Dataset records
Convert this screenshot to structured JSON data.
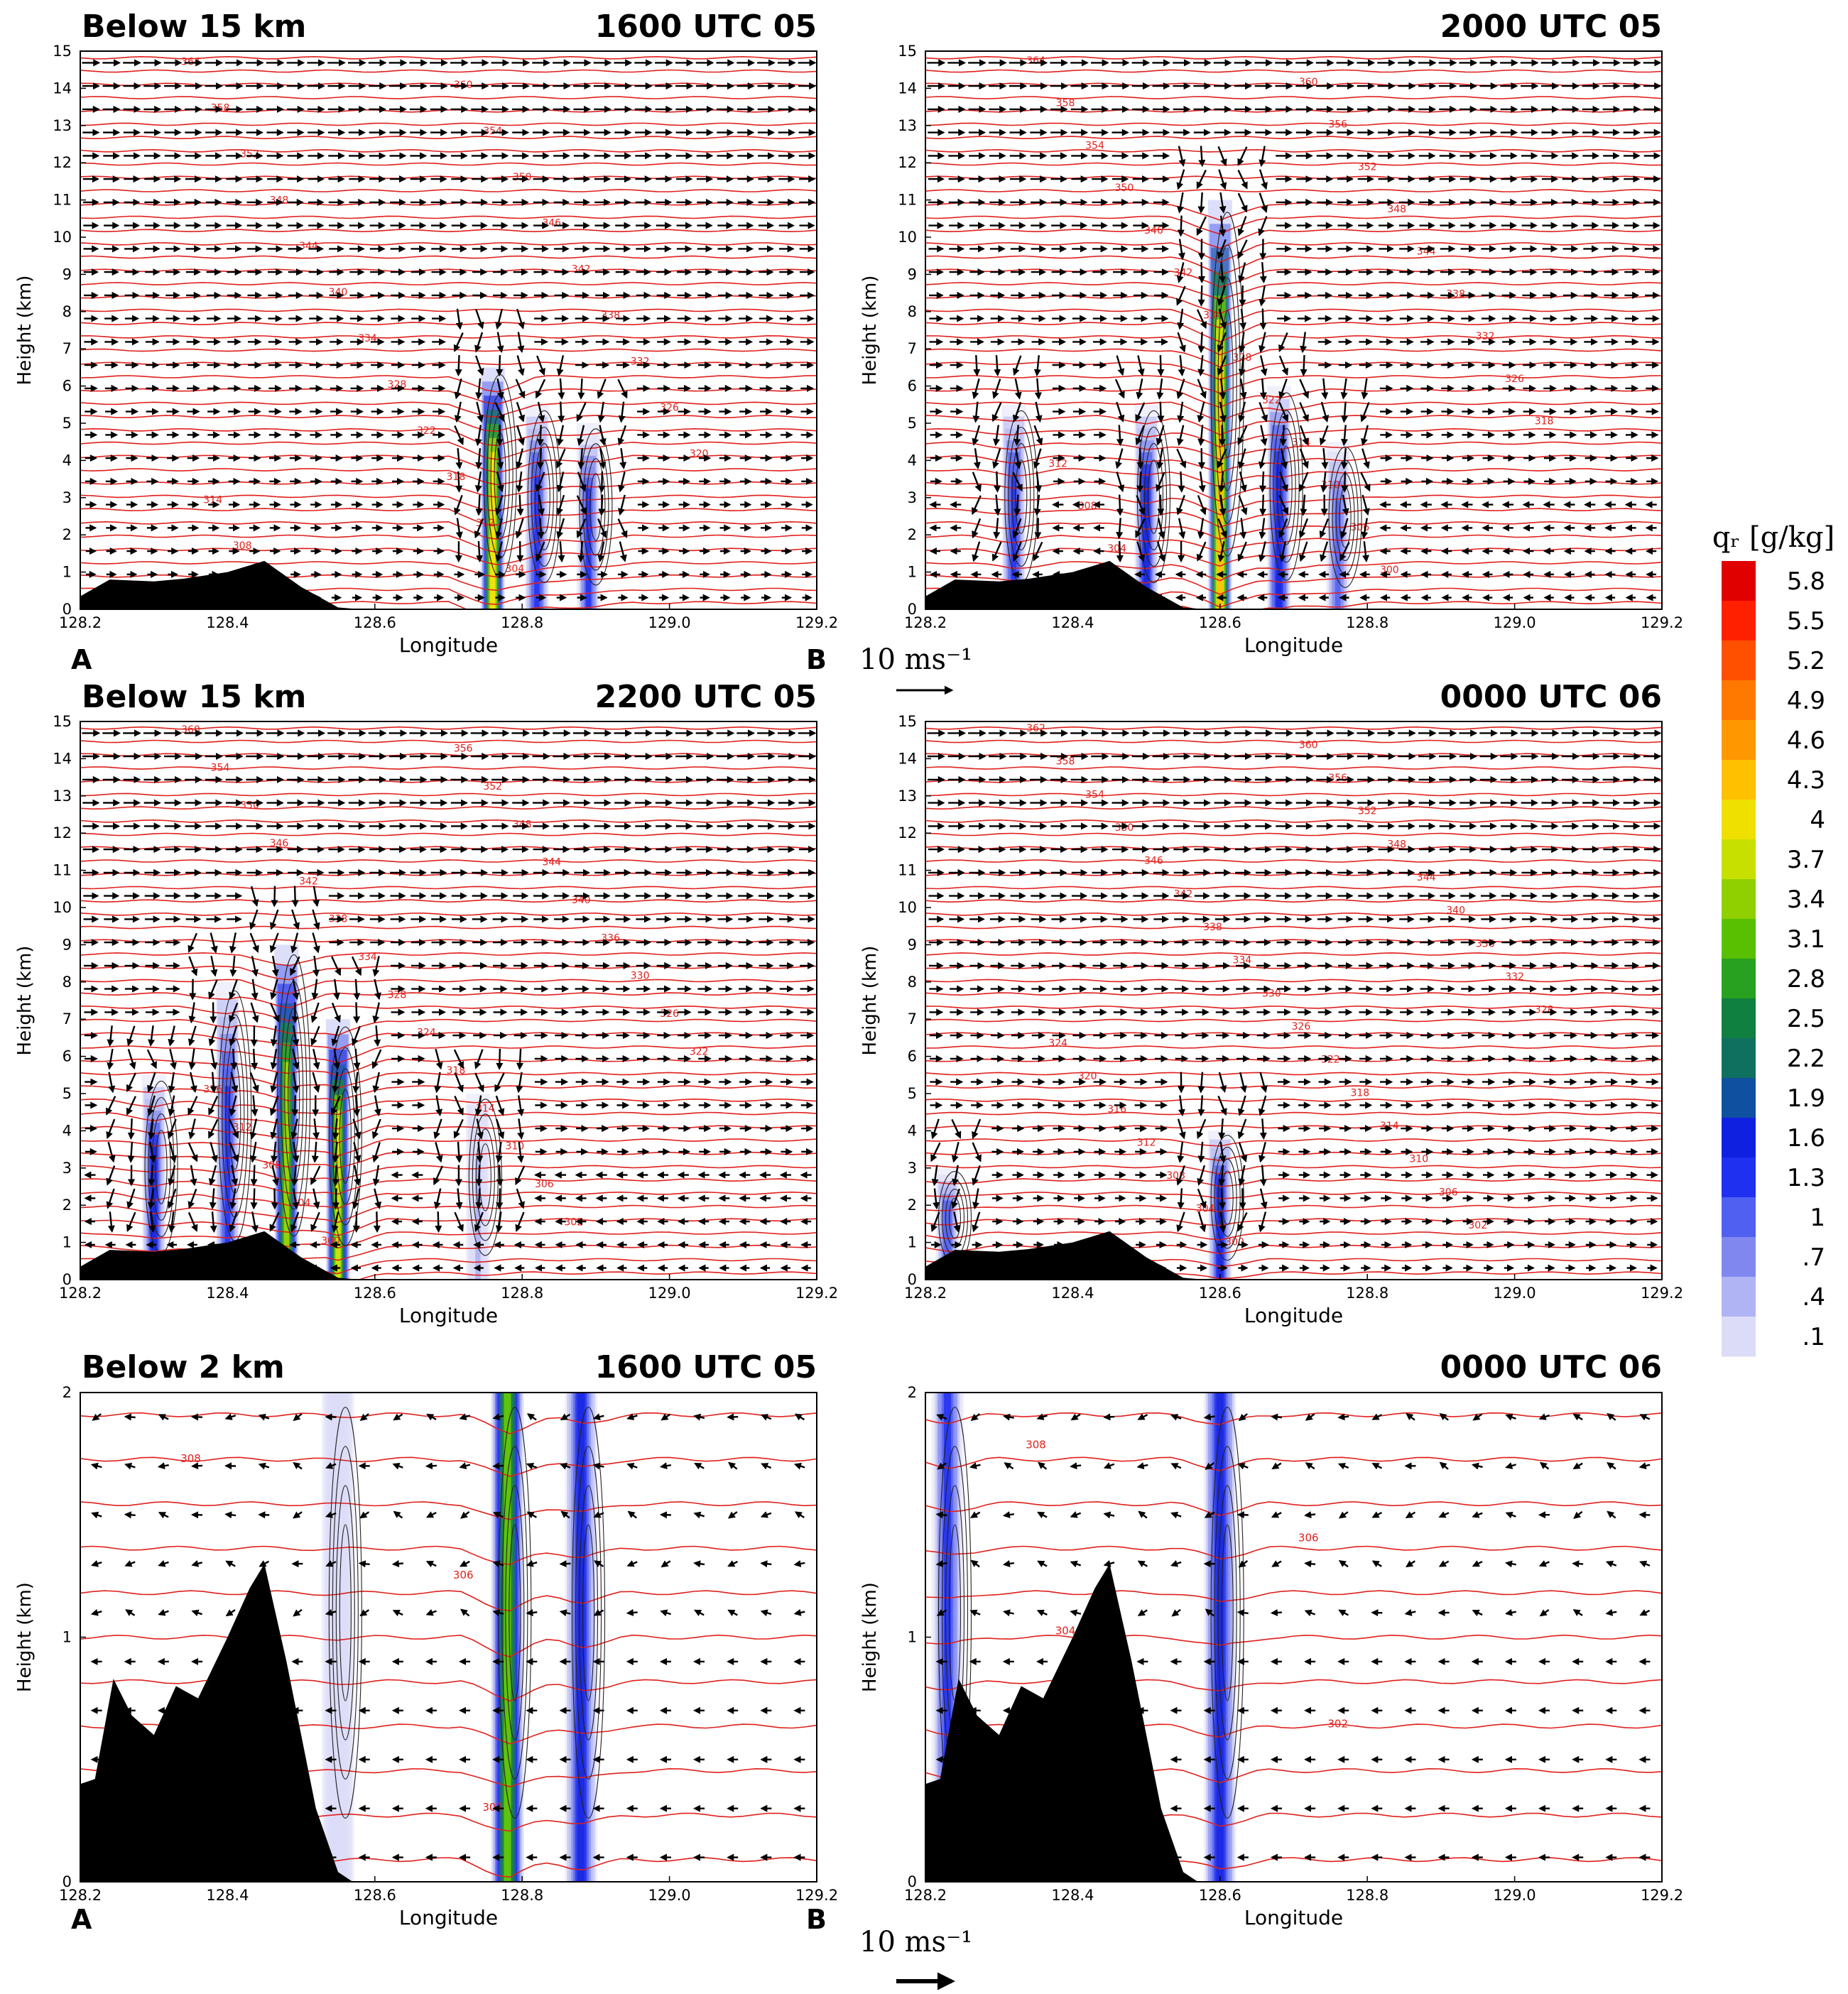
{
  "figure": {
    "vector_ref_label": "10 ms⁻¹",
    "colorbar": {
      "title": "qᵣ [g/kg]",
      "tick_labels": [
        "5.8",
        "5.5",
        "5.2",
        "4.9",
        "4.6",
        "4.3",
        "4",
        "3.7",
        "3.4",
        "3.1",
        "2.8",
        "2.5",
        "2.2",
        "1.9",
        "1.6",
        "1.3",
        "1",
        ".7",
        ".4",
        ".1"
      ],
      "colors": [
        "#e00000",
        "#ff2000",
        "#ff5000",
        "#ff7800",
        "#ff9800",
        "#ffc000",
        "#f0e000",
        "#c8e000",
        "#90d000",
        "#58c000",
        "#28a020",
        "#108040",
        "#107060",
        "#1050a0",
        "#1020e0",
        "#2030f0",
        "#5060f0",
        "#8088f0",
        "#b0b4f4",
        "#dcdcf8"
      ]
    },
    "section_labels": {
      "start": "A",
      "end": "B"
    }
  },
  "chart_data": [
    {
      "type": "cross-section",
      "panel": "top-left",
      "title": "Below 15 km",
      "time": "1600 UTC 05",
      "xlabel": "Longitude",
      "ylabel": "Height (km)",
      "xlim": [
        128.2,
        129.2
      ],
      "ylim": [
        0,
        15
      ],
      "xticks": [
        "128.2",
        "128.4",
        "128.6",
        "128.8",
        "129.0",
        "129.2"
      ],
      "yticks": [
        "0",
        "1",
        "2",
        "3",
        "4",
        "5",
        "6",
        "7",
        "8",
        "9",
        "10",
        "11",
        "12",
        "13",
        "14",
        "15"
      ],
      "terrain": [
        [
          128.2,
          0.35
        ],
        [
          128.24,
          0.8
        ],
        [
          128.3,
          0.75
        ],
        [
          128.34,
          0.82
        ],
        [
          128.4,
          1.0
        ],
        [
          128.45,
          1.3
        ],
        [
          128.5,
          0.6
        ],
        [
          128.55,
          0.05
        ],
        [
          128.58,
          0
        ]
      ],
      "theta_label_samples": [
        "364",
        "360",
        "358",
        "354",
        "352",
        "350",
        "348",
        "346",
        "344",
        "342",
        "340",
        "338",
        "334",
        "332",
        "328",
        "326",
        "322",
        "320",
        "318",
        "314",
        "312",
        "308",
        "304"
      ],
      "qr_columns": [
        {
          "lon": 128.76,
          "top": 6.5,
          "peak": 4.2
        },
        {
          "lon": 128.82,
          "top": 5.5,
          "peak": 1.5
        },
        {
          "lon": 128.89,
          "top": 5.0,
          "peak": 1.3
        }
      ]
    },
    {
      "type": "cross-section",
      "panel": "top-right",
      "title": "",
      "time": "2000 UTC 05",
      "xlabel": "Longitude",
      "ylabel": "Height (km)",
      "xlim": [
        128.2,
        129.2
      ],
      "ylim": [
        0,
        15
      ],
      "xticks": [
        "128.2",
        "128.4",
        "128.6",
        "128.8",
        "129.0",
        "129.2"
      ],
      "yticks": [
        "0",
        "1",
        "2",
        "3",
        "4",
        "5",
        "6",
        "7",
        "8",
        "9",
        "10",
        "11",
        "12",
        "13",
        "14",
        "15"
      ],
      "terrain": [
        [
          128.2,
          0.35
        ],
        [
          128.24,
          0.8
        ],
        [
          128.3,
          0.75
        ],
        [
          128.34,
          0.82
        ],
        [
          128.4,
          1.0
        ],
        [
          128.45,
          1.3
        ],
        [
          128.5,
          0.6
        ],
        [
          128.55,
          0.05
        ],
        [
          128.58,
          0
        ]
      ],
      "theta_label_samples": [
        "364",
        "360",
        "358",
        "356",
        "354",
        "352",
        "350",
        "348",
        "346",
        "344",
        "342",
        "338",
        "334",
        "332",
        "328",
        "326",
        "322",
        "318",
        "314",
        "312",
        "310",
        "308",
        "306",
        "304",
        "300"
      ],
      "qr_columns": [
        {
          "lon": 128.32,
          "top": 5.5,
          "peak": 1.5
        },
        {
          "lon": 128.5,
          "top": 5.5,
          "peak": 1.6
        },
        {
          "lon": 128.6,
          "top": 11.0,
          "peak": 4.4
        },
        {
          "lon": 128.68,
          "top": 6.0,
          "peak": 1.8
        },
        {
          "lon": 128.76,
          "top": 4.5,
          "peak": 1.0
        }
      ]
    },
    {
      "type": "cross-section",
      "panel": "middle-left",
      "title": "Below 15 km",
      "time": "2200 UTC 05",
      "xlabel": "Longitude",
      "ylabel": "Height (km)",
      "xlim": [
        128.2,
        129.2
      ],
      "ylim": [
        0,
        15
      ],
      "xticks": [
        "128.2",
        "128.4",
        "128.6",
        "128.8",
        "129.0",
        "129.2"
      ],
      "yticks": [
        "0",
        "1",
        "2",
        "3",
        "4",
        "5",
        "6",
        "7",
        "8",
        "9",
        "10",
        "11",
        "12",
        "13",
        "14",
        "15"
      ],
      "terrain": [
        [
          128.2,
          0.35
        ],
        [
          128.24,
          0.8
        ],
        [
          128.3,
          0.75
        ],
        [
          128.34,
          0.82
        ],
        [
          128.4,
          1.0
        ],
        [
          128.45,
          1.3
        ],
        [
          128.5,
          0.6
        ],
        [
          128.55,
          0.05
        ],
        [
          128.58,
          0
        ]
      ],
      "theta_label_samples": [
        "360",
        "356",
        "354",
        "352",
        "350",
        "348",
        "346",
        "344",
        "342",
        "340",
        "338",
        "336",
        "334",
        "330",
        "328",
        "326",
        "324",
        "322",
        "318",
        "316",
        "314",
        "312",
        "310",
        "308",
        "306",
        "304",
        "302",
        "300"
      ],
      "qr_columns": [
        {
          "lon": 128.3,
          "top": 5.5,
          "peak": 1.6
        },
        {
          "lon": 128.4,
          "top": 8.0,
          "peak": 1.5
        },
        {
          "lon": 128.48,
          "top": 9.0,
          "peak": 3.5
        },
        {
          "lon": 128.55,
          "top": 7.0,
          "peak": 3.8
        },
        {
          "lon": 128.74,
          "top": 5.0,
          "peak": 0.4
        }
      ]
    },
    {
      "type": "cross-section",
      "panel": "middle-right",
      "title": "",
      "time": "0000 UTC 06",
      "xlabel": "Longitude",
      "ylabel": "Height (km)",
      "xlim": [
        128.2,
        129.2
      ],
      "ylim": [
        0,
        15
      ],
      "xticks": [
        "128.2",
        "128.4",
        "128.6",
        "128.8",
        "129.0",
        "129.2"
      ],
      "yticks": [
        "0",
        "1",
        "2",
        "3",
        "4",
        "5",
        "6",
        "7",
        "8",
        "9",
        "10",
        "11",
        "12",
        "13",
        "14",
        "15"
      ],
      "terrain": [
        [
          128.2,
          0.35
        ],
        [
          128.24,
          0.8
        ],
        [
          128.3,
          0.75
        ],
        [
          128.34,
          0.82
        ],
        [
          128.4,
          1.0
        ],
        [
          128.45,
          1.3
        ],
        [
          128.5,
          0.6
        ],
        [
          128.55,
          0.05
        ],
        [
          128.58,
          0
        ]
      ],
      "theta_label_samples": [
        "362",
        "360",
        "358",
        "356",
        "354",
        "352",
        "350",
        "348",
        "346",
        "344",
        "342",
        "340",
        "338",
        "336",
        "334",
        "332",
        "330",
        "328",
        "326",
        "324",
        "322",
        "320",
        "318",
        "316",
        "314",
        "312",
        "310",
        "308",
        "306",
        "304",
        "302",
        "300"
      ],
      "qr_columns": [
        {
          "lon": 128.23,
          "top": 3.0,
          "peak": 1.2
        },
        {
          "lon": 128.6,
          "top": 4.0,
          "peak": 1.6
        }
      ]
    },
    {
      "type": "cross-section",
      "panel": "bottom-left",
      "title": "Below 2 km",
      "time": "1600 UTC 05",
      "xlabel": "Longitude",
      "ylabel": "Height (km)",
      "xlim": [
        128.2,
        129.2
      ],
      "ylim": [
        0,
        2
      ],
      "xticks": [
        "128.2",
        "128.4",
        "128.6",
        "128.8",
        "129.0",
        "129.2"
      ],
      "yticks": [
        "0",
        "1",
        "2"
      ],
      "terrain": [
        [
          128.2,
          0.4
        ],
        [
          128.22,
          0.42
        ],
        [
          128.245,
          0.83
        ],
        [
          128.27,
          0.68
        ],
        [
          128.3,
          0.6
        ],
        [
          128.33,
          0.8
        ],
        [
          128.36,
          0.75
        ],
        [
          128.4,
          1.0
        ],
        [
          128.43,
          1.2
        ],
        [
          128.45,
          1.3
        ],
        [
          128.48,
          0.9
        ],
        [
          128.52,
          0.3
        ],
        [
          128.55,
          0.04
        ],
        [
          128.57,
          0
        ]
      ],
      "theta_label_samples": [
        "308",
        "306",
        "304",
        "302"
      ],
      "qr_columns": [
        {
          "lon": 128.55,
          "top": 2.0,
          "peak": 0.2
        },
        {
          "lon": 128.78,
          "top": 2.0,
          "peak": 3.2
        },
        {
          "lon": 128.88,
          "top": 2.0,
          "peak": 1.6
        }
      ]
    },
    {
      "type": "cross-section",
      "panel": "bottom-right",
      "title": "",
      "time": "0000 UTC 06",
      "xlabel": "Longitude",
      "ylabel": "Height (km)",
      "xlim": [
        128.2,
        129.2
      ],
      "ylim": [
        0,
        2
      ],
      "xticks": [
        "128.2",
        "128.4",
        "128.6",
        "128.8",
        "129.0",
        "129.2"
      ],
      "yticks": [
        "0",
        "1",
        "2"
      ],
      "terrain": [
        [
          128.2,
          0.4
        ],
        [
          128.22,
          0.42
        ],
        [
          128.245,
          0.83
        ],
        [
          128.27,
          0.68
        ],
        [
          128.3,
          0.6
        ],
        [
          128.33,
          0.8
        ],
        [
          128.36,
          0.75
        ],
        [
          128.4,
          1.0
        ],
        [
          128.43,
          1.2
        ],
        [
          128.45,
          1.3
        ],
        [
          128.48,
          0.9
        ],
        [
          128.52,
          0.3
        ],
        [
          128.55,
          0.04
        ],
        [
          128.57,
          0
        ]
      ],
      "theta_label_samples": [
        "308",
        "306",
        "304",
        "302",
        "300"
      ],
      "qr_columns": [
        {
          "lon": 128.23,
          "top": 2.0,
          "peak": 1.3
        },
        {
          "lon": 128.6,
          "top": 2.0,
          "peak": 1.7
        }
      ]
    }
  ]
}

▶ The exercise:
Report all lines of the material that contain the word "bottom".

▶ Finished answer:
      "panel": "bottom-left",
      "panel": "bottom-right",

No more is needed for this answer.